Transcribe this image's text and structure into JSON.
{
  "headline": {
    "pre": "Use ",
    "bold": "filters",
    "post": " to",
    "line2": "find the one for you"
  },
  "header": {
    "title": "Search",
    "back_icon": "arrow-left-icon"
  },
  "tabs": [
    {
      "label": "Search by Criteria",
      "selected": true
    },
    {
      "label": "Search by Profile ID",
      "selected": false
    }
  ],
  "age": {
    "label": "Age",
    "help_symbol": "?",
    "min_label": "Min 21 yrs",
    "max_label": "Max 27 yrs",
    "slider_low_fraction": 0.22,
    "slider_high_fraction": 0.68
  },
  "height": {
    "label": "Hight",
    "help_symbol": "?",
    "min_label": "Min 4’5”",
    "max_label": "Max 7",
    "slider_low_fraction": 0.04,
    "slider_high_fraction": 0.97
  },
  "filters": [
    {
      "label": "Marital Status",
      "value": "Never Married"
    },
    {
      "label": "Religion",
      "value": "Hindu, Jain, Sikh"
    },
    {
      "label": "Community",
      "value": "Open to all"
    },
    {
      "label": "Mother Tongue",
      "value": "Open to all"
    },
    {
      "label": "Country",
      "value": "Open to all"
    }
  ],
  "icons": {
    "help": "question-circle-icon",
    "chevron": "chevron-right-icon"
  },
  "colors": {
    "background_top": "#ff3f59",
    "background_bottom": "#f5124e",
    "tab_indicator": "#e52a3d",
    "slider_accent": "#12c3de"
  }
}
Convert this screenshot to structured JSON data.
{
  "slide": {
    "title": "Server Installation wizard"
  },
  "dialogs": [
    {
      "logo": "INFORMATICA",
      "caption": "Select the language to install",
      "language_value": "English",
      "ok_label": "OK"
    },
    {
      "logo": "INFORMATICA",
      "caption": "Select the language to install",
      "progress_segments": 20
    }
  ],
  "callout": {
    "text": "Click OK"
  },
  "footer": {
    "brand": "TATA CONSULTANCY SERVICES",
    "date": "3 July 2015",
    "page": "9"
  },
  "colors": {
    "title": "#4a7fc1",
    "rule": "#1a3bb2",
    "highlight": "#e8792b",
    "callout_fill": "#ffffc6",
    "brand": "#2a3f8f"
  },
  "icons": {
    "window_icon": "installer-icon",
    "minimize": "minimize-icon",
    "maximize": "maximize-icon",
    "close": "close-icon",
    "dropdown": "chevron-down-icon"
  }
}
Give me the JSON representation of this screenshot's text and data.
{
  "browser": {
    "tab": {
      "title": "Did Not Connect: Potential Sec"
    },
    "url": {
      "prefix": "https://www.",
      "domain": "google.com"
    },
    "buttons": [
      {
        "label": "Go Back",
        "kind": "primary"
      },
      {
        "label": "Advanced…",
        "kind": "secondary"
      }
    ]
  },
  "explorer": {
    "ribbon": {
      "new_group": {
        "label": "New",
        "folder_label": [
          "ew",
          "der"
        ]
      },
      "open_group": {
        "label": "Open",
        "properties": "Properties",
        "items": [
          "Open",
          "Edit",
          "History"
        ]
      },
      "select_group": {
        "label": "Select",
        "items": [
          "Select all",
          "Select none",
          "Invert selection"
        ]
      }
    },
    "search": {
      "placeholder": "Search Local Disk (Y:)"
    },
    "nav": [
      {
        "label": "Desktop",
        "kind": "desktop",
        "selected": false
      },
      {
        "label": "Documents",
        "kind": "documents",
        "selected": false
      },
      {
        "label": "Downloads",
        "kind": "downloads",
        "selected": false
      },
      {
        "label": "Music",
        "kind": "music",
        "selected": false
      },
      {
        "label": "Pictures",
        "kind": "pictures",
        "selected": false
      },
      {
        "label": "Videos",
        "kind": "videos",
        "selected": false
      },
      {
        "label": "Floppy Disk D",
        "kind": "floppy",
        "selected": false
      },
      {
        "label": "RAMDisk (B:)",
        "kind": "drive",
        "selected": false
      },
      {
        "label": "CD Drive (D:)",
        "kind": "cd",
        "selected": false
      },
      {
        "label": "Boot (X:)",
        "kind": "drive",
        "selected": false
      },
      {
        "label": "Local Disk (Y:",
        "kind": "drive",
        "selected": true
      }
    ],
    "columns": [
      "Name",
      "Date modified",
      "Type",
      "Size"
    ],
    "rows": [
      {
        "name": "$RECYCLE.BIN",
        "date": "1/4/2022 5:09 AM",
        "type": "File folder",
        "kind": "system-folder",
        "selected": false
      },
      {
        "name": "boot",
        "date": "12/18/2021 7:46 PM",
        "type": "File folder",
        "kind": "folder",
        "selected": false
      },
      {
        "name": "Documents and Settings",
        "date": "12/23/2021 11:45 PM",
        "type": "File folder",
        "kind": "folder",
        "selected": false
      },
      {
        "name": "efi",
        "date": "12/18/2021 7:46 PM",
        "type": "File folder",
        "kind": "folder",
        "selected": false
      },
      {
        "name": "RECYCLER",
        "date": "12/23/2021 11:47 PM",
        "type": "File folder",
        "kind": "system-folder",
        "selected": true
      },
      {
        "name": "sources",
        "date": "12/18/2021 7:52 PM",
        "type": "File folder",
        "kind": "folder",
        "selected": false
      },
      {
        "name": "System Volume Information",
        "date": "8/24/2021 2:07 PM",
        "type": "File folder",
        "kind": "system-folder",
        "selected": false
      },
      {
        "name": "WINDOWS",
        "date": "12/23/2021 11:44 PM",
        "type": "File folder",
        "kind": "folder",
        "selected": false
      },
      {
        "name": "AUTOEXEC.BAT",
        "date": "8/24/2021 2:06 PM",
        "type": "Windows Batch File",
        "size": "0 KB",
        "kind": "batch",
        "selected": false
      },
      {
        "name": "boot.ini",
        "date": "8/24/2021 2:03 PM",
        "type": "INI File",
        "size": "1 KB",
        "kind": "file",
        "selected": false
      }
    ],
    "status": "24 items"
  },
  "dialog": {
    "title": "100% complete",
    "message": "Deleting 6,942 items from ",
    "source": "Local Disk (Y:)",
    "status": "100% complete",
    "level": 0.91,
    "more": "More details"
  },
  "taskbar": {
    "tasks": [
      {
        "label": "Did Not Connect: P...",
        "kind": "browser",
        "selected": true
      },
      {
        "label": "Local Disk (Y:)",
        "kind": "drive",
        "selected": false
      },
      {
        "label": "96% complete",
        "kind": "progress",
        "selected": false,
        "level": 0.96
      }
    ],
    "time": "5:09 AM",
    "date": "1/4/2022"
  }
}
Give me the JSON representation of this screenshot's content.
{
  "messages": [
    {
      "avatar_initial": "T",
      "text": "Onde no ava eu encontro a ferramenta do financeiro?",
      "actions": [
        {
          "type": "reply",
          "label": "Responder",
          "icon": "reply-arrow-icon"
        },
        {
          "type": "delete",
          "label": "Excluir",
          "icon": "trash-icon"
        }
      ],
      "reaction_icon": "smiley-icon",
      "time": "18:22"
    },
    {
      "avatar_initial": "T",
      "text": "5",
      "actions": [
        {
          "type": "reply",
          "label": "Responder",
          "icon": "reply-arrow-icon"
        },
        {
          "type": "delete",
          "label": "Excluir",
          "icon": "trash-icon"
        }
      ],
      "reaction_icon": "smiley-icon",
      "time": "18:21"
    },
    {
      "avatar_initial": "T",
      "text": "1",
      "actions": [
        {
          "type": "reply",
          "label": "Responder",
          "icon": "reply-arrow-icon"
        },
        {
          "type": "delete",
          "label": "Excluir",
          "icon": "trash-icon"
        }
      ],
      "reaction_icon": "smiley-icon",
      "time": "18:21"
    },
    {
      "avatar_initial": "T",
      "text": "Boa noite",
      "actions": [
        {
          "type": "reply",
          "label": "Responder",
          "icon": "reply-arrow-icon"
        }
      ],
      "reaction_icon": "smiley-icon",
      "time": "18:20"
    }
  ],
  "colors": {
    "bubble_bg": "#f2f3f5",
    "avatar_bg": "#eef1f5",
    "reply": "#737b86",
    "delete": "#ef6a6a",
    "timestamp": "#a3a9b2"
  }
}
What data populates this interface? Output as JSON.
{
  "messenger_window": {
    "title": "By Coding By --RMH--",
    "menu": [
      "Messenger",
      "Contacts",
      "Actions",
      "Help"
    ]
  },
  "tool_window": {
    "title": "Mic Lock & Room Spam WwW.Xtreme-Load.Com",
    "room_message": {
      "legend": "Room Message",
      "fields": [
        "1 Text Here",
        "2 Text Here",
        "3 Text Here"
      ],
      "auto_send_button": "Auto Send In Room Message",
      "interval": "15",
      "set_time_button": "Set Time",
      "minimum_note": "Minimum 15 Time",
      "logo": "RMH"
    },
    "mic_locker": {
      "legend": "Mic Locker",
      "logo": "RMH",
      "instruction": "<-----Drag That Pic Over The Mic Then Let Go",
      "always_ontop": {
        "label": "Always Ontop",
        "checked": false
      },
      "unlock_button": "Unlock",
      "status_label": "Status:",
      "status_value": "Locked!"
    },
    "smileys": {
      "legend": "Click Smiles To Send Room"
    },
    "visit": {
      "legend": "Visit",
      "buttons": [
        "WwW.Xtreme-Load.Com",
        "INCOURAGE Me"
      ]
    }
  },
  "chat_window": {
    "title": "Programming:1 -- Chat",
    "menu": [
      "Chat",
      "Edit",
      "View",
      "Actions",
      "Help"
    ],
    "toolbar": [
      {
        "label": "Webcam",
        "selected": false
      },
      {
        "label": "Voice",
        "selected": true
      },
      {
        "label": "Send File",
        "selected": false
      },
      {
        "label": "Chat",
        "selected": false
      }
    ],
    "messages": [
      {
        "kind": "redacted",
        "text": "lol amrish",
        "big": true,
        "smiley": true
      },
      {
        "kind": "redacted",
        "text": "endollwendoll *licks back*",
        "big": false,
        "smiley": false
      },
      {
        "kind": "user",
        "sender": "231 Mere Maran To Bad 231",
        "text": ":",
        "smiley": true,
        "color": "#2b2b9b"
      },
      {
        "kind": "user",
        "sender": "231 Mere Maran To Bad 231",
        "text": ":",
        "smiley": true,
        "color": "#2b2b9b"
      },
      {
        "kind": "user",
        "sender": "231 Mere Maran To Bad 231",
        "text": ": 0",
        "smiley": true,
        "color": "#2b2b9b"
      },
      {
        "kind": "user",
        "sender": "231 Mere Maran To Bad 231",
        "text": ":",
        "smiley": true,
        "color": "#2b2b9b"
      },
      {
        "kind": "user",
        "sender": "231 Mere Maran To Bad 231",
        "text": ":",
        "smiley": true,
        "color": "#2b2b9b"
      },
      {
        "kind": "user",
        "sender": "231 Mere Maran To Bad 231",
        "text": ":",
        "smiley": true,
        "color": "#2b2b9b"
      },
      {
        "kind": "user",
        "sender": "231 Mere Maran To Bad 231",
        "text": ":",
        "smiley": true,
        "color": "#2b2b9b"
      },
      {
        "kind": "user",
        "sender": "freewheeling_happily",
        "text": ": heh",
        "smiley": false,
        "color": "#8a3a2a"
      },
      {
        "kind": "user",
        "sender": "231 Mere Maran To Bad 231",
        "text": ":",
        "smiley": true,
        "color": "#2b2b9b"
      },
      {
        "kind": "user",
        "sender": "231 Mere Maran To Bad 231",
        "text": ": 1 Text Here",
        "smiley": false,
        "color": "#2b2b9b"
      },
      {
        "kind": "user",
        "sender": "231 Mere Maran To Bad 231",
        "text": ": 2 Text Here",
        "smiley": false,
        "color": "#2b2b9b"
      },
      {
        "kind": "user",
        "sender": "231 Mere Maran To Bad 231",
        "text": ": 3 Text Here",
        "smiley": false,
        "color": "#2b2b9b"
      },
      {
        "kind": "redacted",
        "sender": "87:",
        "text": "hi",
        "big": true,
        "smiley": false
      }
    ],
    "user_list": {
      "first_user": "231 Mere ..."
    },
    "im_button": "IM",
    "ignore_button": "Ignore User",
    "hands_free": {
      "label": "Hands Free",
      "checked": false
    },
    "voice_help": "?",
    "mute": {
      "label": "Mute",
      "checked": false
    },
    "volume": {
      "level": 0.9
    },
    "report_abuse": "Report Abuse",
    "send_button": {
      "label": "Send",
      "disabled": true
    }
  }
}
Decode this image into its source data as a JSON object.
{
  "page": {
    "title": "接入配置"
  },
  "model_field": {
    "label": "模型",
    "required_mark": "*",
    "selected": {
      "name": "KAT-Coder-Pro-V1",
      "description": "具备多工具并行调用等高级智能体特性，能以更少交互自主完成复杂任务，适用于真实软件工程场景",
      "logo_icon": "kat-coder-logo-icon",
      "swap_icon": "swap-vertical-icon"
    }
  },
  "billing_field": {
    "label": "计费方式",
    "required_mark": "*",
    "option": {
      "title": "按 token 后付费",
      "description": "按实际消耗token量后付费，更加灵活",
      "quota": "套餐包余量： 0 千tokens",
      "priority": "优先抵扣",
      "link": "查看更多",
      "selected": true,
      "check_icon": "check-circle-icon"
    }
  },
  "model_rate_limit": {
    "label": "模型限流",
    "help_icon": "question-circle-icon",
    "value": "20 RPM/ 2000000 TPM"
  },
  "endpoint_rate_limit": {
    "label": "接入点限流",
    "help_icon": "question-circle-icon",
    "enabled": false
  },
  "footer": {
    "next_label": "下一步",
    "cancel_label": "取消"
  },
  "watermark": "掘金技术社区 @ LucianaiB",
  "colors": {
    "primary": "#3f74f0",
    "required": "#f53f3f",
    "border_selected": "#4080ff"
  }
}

◇ ◇ ◇ ◇ ◇

Gather up every line in the data above that contains the word "Xtreme", copying each one.

    "title": "Mic Lock & Room Spam WwW.Xtreme-Load.Com",
        "WwW.Xtreme-Load.Com",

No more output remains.